Given data:
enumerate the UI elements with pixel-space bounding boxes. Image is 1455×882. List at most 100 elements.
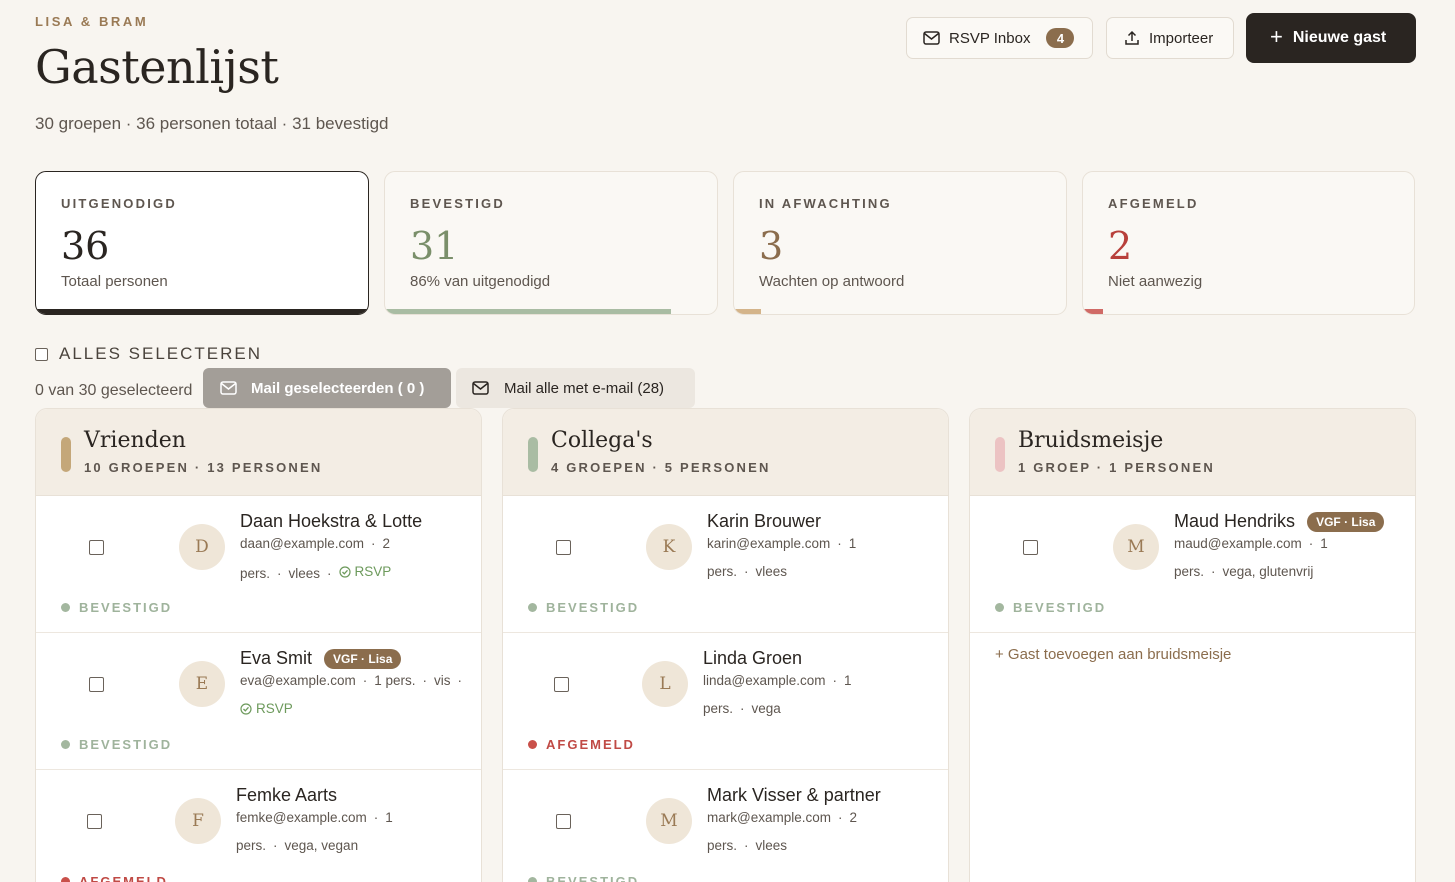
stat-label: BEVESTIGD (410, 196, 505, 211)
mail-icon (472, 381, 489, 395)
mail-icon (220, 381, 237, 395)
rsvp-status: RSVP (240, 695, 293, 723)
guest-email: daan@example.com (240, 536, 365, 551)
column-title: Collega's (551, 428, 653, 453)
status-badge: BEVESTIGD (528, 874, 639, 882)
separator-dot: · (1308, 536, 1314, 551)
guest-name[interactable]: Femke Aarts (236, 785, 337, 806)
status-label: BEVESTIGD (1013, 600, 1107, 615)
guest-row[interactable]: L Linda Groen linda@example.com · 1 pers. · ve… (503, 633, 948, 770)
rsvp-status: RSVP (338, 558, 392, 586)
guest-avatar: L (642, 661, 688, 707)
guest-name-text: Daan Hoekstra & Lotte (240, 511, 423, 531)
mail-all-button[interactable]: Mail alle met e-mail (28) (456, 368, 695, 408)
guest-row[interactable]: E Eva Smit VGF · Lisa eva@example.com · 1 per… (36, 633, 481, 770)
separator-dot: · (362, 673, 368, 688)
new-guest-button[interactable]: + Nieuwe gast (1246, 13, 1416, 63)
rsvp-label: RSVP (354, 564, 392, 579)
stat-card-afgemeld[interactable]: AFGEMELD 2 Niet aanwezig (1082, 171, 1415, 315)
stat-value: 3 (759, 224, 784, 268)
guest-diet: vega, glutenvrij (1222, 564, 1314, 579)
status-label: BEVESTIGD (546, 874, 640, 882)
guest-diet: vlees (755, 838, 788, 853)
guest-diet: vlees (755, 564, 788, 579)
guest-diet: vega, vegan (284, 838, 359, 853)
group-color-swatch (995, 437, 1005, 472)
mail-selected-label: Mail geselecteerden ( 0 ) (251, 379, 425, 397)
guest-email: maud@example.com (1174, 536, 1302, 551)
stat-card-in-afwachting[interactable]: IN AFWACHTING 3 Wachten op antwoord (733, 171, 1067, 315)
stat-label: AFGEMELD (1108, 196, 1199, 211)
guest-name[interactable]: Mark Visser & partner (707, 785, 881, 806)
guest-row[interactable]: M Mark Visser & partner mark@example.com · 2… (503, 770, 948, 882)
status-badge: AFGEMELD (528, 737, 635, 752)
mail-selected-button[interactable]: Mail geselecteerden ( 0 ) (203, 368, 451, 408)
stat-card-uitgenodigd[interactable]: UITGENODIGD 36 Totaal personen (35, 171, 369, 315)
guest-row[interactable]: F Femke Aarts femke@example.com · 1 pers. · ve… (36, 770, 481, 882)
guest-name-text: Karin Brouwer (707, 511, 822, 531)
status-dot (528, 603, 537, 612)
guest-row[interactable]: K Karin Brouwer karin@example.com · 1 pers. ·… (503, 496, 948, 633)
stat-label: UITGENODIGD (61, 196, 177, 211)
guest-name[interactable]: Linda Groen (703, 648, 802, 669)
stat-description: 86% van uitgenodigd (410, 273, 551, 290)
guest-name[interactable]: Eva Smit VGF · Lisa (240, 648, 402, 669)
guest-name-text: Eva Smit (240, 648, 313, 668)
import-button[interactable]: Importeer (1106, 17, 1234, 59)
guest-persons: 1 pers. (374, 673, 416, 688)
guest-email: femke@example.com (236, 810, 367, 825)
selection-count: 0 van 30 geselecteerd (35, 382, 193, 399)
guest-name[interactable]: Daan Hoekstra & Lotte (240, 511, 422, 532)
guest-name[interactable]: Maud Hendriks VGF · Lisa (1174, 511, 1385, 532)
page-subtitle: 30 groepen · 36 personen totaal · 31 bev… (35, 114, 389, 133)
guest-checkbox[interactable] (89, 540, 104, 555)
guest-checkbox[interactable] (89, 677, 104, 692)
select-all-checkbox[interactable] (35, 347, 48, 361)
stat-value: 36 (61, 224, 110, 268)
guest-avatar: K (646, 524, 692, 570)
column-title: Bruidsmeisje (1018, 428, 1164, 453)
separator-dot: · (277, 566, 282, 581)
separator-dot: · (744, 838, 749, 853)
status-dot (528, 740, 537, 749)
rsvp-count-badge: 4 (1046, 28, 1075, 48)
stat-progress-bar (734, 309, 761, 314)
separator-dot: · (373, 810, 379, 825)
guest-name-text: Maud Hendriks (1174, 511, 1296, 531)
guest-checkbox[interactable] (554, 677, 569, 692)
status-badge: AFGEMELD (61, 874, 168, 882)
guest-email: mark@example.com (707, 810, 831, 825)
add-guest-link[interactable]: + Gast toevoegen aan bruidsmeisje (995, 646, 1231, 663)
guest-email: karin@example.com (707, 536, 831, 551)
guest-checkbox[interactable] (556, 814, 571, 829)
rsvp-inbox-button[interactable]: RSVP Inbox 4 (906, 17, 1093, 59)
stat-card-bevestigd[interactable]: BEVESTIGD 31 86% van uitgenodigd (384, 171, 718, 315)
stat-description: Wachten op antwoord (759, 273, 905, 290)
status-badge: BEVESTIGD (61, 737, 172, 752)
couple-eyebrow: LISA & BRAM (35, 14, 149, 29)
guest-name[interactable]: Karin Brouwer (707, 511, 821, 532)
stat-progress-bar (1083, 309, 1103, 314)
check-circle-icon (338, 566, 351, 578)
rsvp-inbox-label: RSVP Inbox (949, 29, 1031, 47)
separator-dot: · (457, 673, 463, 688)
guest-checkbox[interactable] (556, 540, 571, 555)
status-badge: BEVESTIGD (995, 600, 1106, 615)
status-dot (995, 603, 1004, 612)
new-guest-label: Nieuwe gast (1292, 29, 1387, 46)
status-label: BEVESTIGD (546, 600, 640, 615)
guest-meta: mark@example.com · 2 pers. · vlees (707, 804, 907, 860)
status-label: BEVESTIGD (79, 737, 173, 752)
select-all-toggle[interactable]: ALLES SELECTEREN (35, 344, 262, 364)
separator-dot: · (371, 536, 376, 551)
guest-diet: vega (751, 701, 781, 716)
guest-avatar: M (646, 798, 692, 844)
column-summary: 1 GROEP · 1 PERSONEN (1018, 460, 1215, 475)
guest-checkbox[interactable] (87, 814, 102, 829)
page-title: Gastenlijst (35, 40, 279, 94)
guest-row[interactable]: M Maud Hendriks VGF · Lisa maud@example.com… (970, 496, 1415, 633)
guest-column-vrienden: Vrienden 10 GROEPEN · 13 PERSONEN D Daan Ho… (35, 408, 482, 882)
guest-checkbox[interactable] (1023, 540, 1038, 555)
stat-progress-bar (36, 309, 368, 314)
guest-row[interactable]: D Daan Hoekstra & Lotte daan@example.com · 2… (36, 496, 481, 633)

Exercise directions:
Copy the data above word for word, leaving out the picture.

Full output:
enumerate the UI elements with pixel-space bounding boxes. Image is 1455×882. List at most 100 elements.
stat-label: BEVESTIGD (410, 196, 505, 211)
mail-icon (472, 381, 489, 395)
mail-icon (220, 381, 237, 395)
rsvp-status: RSVP (240, 695, 293, 723)
guest-email: daan@example.com (240, 536, 365, 551)
column-title: Collega's (551, 428, 653, 453)
status-badge: BEVESTIGD (528, 874, 639, 882)
separator-dot: · (1308, 536, 1314, 551)
guest-name[interactable]: Femke Aarts (236, 785, 337, 806)
status-label: BEVESTIGD (1013, 600, 1107, 615)
guest-row[interactable]: L Linda Groen linda@example.com · 1 pers. · ve… (503, 633, 948, 770)
rsvp-status: RSVP (338, 558, 392, 586)
guest-avatar: L (642, 661, 688, 707)
guest-name-text: Daan Hoekstra & Lotte (240, 511, 423, 531)
mail-all-button[interactable]: Mail alle met e-mail (28) (456, 368, 695, 408)
guest-row[interactable]: E Eva Smit VGF · Lisa eva@example.com · 1 per… (36, 633, 481, 770)
separator-dot: · (362, 673, 368, 688)
new-guest-button[interactable]: + Nieuwe gast (1246, 13, 1416, 63)
rsvp-label: RSVP (354, 564, 392, 579)
stat-card-afgemeld[interactable]: AFGEMELD 2 Niet aanwezig (1082, 171, 1415, 315)
stat-value: 3 (759, 224, 784, 268)
guest-diet: vega, glutenvrij (1222, 564, 1314, 579)
status-label: BEVESTIGD (546, 874, 640, 882)
guest-diet: vlees (755, 838, 788, 853)
guest-diet: vlees (755, 564, 788, 579)
guest-diet: vega, vegan (284, 838, 359, 853)
group-color-swatch (995, 437, 1005, 472)
mail-selected-label: Mail geselecteerden ( 0 ) (251, 379, 425, 397)
guest-email: maud@example.com (1174, 536, 1302, 551)
stat-card-in-afwachting[interactable]: IN AFWACHTING 3 Wachten op antwoord (733, 171, 1067, 315)
stat-label: AFGEMELD (1108, 196, 1199, 211)
guest-name[interactable]: Mark Visser & partner (707, 785, 881, 806)
guest-row[interactable]: M Mark Visser & partner mark@example.com · 2… (503, 770, 948, 882)
status-badge: AFGEMELD (528, 737, 635, 752)
mail-selected-button[interactable]: Mail geselecteerden ( 0 ) (203, 368, 451, 408)
stat-card-uitgenodigd[interactable]: UITGENODIGD 36 Totaal personen (35, 171, 369, 315)
guest-row[interactable]: F Femke Aarts femke@example.com · 1 pers. · ve… (36, 770, 481, 882)
guest-name-text: Karin Brouwer (707, 511, 822, 531)
status-dot (528, 603, 537, 612)
guest-row[interactable]: K Karin Brouwer karin@example.com · 1 pers. ·… (503, 496, 948, 633)
stat-label: UITGENODIGD (61, 196, 177, 211)
guest-name[interactable]: Linda Groen (703, 648, 802, 669)
stat-description: 86% van uitgenodigd (410, 273, 551, 290)
guest-name[interactable]: Eva Smit VGF · Lisa (240, 648, 402, 669)
guest-name-text: Eva Smit (240, 648, 313, 668)
import-button[interactable]: Importeer (1106, 17, 1234, 59)
guest-persons: 1 pers. (374, 673, 416, 688)
guest-email: femke@example.com (236, 810, 367, 825)
selection-count: 0 van 30 geselecteerd (35, 382, 193, 399)
guest-name[interactable]: Daan Hoekstra & Lotte (240, 511, 422, 532)
guest-name[interactable]: Maud Hendriks VGF · Lisa (1174, 511, 1385, 532)
page-subtitle: 30 groepen · 36 personen totaal · 31 bev… (35, 114, 389, 133)
guest-checkbox[interactable] (89, 540, 104, 555)
guest-checkbox[interactable] (89, 677, 104, 692)
select-all-checkbox[interactable] (35, 347, 48, 361)
stat-value: 36 (61, 224, 110, 268)
guest-avatar: K (646, 524, 692, 570)
column-title: Bruidsmeisje (1018, 428, 1164, 453)
separator-dot: · (277, 566, 282, 581)
separator-dot: · (744, 838, 749, 853)
status-dot (528, 740, 537, 749)
rsvp-count-badge: 4 (1046, 28, 1075, 48)
stat-progress-bar (734, 309, 761, 314)
separator-dot: · (373, 810, 379, 825)
guest-name-text: Maud Hendriks (1174, 511, 1296, 531)
guest-checkbox[interactable] (554, 677, 569, 692)
status-badge: AFGEMELD (61, 874, 168, 882)
guest-email: mark@example.com (707, 810, 831, 825)
add-guest-link[interactable]: + Gast toevoegen aan bruidsmeisje (995, 646, 1231, 663)
guest-email: karin@example.com (707, 536, 831, 551)
guest-checkbox[interactable] (556, 814, 571, 829)
rsvp-inbox-button[interactable]: RSVP Inbox 4 (906, 17, 1093, 59)
stat-card-bevestigd[interactable]: BEVESTIGD 31 86% van uitgenodigd (384, 171, 718, 315)
stat-description: Wachten op antwoord (759, 273, 905, 290)
status-badge: BEVESTIGD (61, 737, 172, 752)
couple-eyebrow: LISA & BRAM (35, 14, 149, 29)
guest-name[interactable]: Karin Brouwer (707, 511, 821, 532)
stat-progress-bar (1083, 309, 1103, 314)
check-circle-icon (338, 566, 351, 578)
rsvp-inbox-label: RSVP Inbox (949, 29, 1031, 47)
separator-dot: · (457, 673, 463, 688)
guest-checkbox[interactable] (556, 540, 571, 555)
status-badge: BEVESTIGD (995, 600, 1106, 615)
status-dot (995, 603, 1004, 612)
new-guest-label: Nieuwe gast (1292, 29, 1387, 46)
status-label: BEVESTIGD (546, 600, 640, 615)
guest-meta: mark@example.com · 2 pers. · vlees (707, 804, 907, 860)
status-label: BEVESTIGD (79, 737, 173, 752)
select-all-toggle[interactable]: ALLES SELECTEREN (35, 344, 262, 364)
separator-dot: · (371, 536, 376, 551)
guest-diet: vega (751, 701, 781, 716)
guest-avatar: M (646, 798, 692, 844)
column-summary: 1 GROEP · 1 PERSONEN (1018, 460, 1215, 475)
guest-checkbox[interactable] (87, 814, 102, 829)
page-title: Gastenlijst (35, 40, 279, 94)
guest-row[interactable]: M Maud Hendriks VGF · Lisa maud@example.com… (970, 496, 1415, 633)
guest-column-vrienden: Vrienden 10 GROEPEN · 13 PERSONEN D Daan Ho… (35, 408, 482, 882)
guest-checkbox[interactable] (1023, 540, 1038, 555)
stat-progress-bar (36, 309, 368, 314)
guest-row[interactable]: D Daan Hoekstra & Lotte daan@example.com · 2… (36, 496, 481, 633)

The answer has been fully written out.